## What you should do
Type out the data exactly as given. Skip any image.

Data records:
* begin *
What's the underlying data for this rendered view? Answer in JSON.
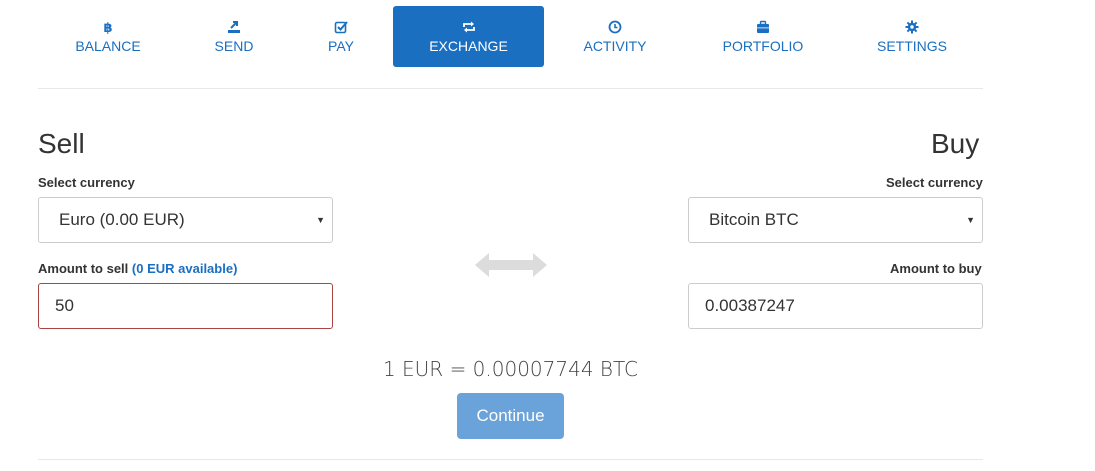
{
  "nav": {
    "items": [
      {
        "label": "BALANCE",
        "icon": "bitcoin-icon"
      },
      {
        "label": "SEND",
        "icon": "send-icon"
      },
      {
        "label": "PAY",
        "icon": "checkbox-icon"
      },
      {
        "label": "EXCHANGE",
        "icon": "exchange-icon",
        "active": true
      },
      {
        "label": "ACTIVITY",
        "icon": "clock-icon"
      },
      {
        "label": "PORTFOLIO",
        "icon": "briefcase-icon"
      },
      {
        "label": "SETTINGS",
        "icon": "gear-icon"
      }
    ]
  },
  "sell": {
    "title": "Sell",
    "currency_label": "Select currency",
    "currency_value": "Euro (0.00 EUR)",
    "amount_label": "Amount to sell",
    "amount_available": "(0 EUR available)",
    "amount_value": "50"
  },
  "buy": {
    "title": "Buy",
    "currency_label": "Select currency",
    "currency_value": "Bitcoin BTC",
    "amount_label": "Amount to buy",
    "amount_value": "0.00387247"
  },
  "rate": "1 EUR = 0.00007744 BTC",
  "continue_label": "Continue",
  "colors": {
    "accent": "#1a6fc1",
    "button": "#6aa3d9",
    "invalid_border": "#a94442"
  }
}
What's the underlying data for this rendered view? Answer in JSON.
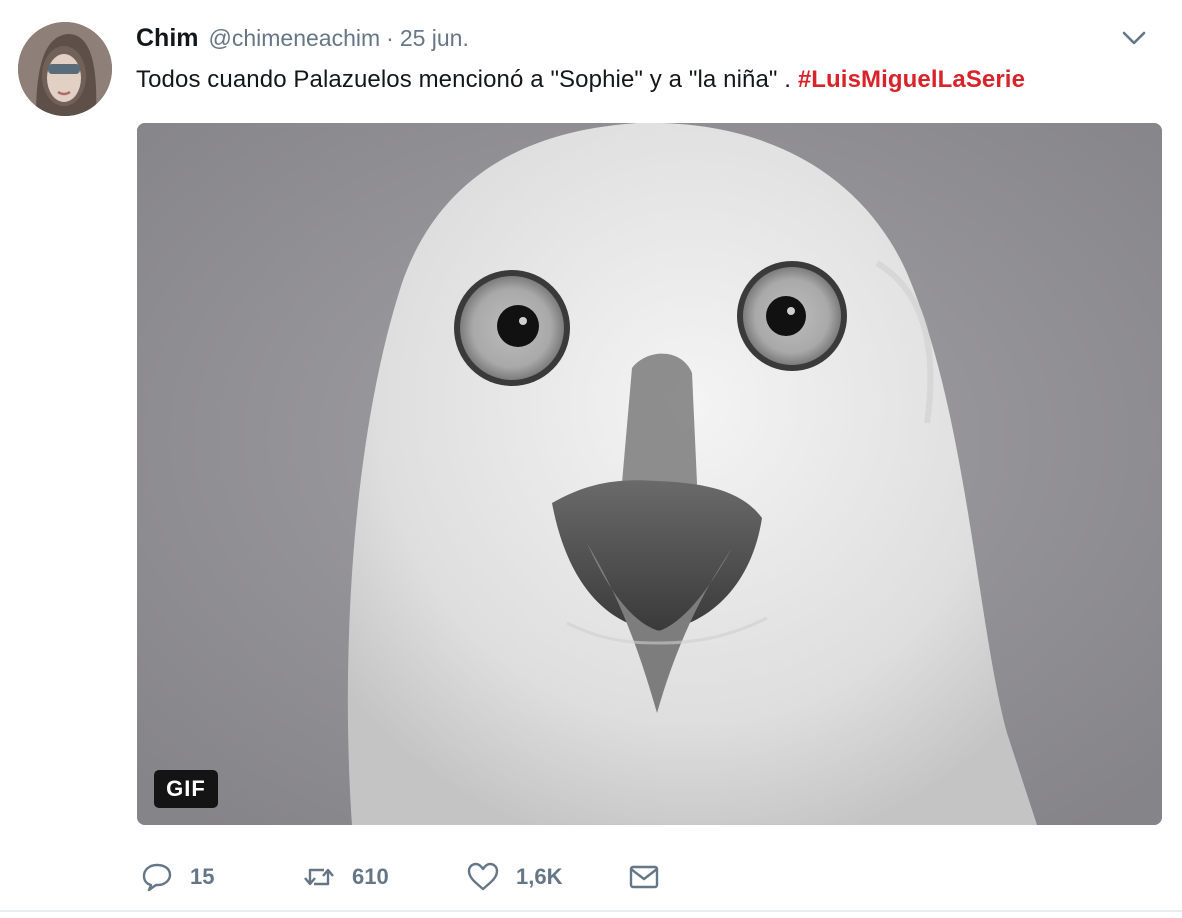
* end *
## Written response
What's the underlying data for this rendered view? Answer in JSON.
{
  "nav": {
    "items": [
      {
        "label": "BALANCE",
        "icon": "bitcoin-icon"
      },
      {
        "label": "SEND",
        "icon": "send-icon"
      },
      {
        "label": "PAY",
        "icon": "checkbox-icon"
      },
      {
        "label": "EXCHANGE",
        "icon": "exchange-icon",
        "active": true
      },
      {
        "label": "ACTIVITY",
        "icon": "clock-icon"
      },
      {
        "label": "PORTFOLIO",
        "icon": "briefcase-icon"
      },
      {
        "label": "SETTINGS",
        "icon": "gear-icon"
      }
    ]
  },
  "sell": {
    "title": "Sell",
    "currency_label": "Select currency",
    "currency_value": "Euro (0.00 EUR)",
    "amount_label": "Amount to sell",
    "amount_available": "(0 EUR available)",
    "amount_value": "50"
  },
  "buy": {
    "title": "Buy",
    "currency_label": "Select currency",
    "currency_value": "Bitcoin BTC",
    "amount_label": "Amount to buy",
    "amount_value": "0.00387247"
  },
  "rate": "1 EUR = 0.00007744 BTC",
  "continue_label": "Continue",
  "colors": {
    "accent": "#1a6fc1",
    "button": "#6aa3d9",
    "invalid_border": "#a94442"
  }
}
What's the underlying data for this rendered view? Answer in JSON.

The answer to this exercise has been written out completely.